§ SHORT TASK: Reproduce the listing below verbatim.
++++++++++++++++++++
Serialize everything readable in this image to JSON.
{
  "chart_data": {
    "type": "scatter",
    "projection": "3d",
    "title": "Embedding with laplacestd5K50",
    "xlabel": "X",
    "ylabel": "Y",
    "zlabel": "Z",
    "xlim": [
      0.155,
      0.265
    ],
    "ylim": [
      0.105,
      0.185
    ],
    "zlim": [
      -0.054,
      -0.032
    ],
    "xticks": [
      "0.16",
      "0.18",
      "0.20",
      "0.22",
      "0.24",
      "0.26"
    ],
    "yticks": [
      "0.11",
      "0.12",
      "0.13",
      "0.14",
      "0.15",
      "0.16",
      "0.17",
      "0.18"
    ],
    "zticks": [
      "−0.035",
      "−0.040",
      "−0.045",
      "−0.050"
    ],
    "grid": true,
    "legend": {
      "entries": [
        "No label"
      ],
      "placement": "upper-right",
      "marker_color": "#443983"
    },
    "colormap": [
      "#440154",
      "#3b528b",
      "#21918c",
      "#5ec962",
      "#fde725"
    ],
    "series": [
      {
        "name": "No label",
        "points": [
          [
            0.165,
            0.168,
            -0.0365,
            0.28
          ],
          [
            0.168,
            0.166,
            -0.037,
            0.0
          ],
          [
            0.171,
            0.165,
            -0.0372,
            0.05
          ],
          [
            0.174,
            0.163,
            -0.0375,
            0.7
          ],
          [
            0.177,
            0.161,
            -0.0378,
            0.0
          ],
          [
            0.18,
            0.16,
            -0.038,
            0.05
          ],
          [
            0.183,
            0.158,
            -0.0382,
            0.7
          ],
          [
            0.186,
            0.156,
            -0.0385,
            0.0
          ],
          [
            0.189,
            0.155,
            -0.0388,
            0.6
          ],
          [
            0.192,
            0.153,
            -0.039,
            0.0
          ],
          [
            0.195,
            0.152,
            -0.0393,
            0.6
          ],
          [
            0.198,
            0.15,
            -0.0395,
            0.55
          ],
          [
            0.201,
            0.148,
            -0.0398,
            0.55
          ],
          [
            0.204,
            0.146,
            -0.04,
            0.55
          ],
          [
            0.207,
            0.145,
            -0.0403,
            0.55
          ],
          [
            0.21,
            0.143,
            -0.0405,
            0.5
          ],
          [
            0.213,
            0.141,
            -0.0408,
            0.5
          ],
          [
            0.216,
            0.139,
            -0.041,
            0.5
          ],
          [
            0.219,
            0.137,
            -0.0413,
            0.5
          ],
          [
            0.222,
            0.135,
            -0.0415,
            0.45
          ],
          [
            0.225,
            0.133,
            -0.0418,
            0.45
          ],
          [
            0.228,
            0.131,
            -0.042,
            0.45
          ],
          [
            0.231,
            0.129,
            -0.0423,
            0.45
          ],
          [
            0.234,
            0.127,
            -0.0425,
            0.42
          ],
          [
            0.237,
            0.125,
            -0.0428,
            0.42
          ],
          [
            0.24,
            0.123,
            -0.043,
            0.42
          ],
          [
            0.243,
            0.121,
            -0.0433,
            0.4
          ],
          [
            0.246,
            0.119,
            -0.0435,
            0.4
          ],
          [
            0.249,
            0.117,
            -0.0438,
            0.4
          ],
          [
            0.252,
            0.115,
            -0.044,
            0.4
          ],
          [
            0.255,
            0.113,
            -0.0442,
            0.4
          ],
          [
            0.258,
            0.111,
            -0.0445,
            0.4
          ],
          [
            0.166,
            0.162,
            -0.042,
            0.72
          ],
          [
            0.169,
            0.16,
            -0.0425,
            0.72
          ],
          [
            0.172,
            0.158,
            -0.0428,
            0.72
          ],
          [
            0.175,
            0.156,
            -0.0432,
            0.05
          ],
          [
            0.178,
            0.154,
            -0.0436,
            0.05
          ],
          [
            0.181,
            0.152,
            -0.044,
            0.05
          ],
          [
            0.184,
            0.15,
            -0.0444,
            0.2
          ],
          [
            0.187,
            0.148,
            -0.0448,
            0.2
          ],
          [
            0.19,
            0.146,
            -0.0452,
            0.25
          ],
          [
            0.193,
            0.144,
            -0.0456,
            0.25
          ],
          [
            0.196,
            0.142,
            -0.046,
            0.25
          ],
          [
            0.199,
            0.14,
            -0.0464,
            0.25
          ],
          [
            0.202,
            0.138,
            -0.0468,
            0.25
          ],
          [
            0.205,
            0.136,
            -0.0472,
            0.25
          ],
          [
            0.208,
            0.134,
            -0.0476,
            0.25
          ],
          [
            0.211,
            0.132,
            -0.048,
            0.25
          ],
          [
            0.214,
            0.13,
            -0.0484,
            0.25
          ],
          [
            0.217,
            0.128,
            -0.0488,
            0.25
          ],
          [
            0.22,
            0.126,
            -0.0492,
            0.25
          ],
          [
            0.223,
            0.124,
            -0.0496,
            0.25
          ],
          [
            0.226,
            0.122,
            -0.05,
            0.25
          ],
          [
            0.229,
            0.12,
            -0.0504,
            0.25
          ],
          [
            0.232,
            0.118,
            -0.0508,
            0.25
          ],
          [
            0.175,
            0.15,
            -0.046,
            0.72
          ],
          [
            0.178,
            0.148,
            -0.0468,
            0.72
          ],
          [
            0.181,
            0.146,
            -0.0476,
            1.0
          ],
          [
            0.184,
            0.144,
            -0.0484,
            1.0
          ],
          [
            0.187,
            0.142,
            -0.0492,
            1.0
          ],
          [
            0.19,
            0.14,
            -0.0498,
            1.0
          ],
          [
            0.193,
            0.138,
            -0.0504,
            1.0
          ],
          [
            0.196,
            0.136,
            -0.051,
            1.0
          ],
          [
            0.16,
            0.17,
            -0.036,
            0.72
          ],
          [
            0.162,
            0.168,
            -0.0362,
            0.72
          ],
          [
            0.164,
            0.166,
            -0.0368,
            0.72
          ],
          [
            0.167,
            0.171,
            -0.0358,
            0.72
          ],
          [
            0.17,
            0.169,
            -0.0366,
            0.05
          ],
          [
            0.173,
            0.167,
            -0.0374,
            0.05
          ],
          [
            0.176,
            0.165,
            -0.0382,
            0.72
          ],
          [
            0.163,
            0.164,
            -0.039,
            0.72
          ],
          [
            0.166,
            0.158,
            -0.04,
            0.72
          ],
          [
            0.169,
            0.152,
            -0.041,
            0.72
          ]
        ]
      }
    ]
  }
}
++++++++++++++++++++
§ WRITTEN ANSWER:
Serialize everything readable in this image to JSON.
{
  "chart_data": {
    "type": "scatter",
    "projection": "3d",
    "title": "Embedding with laplacestd5K50",
    "xlabel": "X",
    "ylabel": "Y",
    "zlabel": "Z",
    "xlim": [
      0.155,
      0.265
    ],
    "ylim": [
      0.105,
      0.185
    ],
    "zlim": [
      -0.054,
      -0.032
    ],
    "xticks": [
      "0.16",
      "0.18",
      "0.20",
      "0.22",
      "0.24",
      "0.26"
    ],
    "yticks": [
      "0.11",
      "0.12",
      "0.13",
      "0.14",
      "0.15",
      "0.16",
      "0.17",
      "0.18"
    ],
    "zticks": [
      "−0.035",
      "−0.040",
      "−0.045",
      "−0.050"
    ],
    "grid": true,
    "legend": {
      "entries": [
        "No label"
      ],
      "placement": "upper-right",
      "marker_color": "#443983"
    },
    "colormap": [
      "#440154",
      "#3b528b",
      "#21918c",
      "#5ec962",
      "#fde725"
    ],
    "series": [
      {
        "name": "No label",
        "points": [
          [
            0.165,
            0.168,
            -0.0365,
            0.28
          ],
          [
            0.168,
            0.166,
            -0.037,
            0.0
          ],
          [
            0.171,
            0.165,
            -0.0372,
            0.05
          ],
          [
            0.174,
            0.163,
            -0.0375,
            0.7
          ],
          [
            0.177,
            0.161,
            -0.0378,
            0.0
          ],
          [
            0.18,
            0.16,
            -0.038,
            0.05
          ],
          [
            0.183,
            0.158,
            -0.0382,
            0.7
          ],
          [
            0.186,
            0.156,
            -0.0385,
            0.0
          ],
          [
            0.189,
            0.155,
            -0.0388,
            0.6
          ],
          [
            0.192,
            0.153,
            -0.039,
            0.0
          ],
          [
            0.195,
            0.152,
            -0.0393,
            0.6
          ],
          [
            0.198,
            0.15,
            -0.0395,
            0.55
          ],
          [
            0.201,
            0.148,
            -0.0398,
            0.55
          ],
          [
            0.204,
            0.146,
            -0.04,
            0.55
          ],
          [
            0.207,
            0.145,
            -0.0403,
            0.55
          ],
          [
            0.21,
            0.143,
            -0.0405,
            0.5
          ],
          [
            0.213,
            0.141,
            -0.0408,
            0.5
          ],
          [
            0.216,
            0.139,
            -0.041,
            0.5
          ],
          [
            0.219,
            0.137,
            -0.0413,
            0.5
          ],
          [
            0.222,
            0.135,
            -0.0415,
            0.45
          ],
          [
            0.225,
            0.133,
            -0.0418,
            0.45
          ],
          [
            0.228,
            0.131,
            -0.042,
            0.45
          ],
          [
            0.231,
            0.129,
            -0.0423,
            0.45
          ],
          [
            0.234,
            0.127,
            -0.0425,
            0.42
          ],
          [
            0.237,
            0.125,
            -0.0428,
            0.42
          ],
          [
            0.24,
            0.123,
            -0.043,
            0.42
          ],
          [
            0.243,
            0.121,
            -0.0433,
            0.4
          ],
          [
            0.246,
            0.119,
            -0.0435,
            0.4
          ],
          [
            0.249,
            0.117,
            -0.0438,
            0.4
          ],
          [
            0.252,
            0.115,
            -0.044,
            0.4
          ],
          [
            0.255,
            0.113,
            -0.0442,
            0.4
          ],
          [
            0.258,
            0.111,
            -0.0445,
            0.4
          ],
          [
            0.166,
            0.162,
            -0.042,
            0.72
          ],
          [
            0.169,
            0.16,
            -0.0425,
            0.72
          ],
          [
            0.172,
            0.158,
            -0.0428,
            0.72
          ],
          [
            0.175,
            0.156,
            -0.0432,
            0.05
          ],
          [
            0.178,
            0.154,
            -0.0436,
            0.05
          ],
          [
            0.181,
            0.152,
            -0.044,
            0.05
          ],
          [
            0.184,
            0.15,
            -0.0444,
            0.2
          ],
          [
            0.187,
            0.148,
            -0.0448,
            0.2
          ],
          [
            0.19,
            0.146,
            -0.0452,
            0.25
          ],
          [
            0.193,
            0.144,
            -0.0456,
            0.25
          ],
          [
            0.196,
            0.142,
            -0.046,
            0.25
          ],
          [
            0.199,
            0.14,
            -0.0464,
            0.25
          ],
          [
            0.202,
            0.138,
            -0.0468,
            0.25
          ],
          [
            0.205,
            0.136,
            -0.0472,
            0.25
          ],
          [
            0.208,
            0.134,
            -0.0476,
            0.25
          ],
          [
            0.211,
            0.132,
            -0.048,
            0.25
          ],
          [
            0.214,
            0.13,
            -0.0484,
            0.25
          ],
          [
            0.217,
            0.128,
            -0.0488,
            0.25
          ],
          [
            0.22,
            0.126,
            -0.0492,
            0.25
          ],
          [
            0.223,
            0.124,
            -0.0496,
            0.25
          ],
          [
            0.226,
            0.122,
            -0.05,
            0.25
          ],
          [
            0.229,
            0.12,
            -0.0504,
            0.25
          ],
          [
            0.232,
            0.118,
            -0.0508,
            0.25
          ],
          [
            0.175,
            0.15,
            -0.046,
            0.72
          ],
          [
            0.178,
            0.148,
            -0.0468,
            0.72
          ],
          [
            0.181,
            0.146,
            -0.0476,
            1.0
          ],
          [
            0.184,
            0.144,
            -0.0484,
            1.0
          ],
          [
            0.187,
            0.142,
            -0.0492,
            1.0
          ],
          [
            0.19,
            0.14,
            -0.0498,
            1.0
          ],
          [
            0.193,
            0.138,
            -0.0504,
            1.0
          ],
          [
            0.196,
            0.136,
            -0.051,
            1.0
          ],
          [
            0.16,
            0.17,
            -0.036,
            0.72
          ],
          [
            0.162,
            0.168,
            -0.0362,
            0.72
          ],
          [
            0.164,
            0.166,
            -0.0368,
            0.72
          ],
          [
            0.167,
            0.171,
            -0.0358,
            0.72
          ],
          [
            0.17,
            0.169,
            -0.0366,
            0.05
          ],
          [
            0.173,
            0.167,
            -0.0374,
            0.05
          ],
          [
            0.176,
            0.165,
            -0.0382,
            0.72
          ],
          [
            0.163,
            0.164,
            -0.039,
            0.72
          ],
          [
            0.166,
            0.158,
            -0.04,
            0.72
          ],
          [
            0.169,
            0.152,
            -0.041,
            0.72
          ]
        ]
      }
    ]
  }
}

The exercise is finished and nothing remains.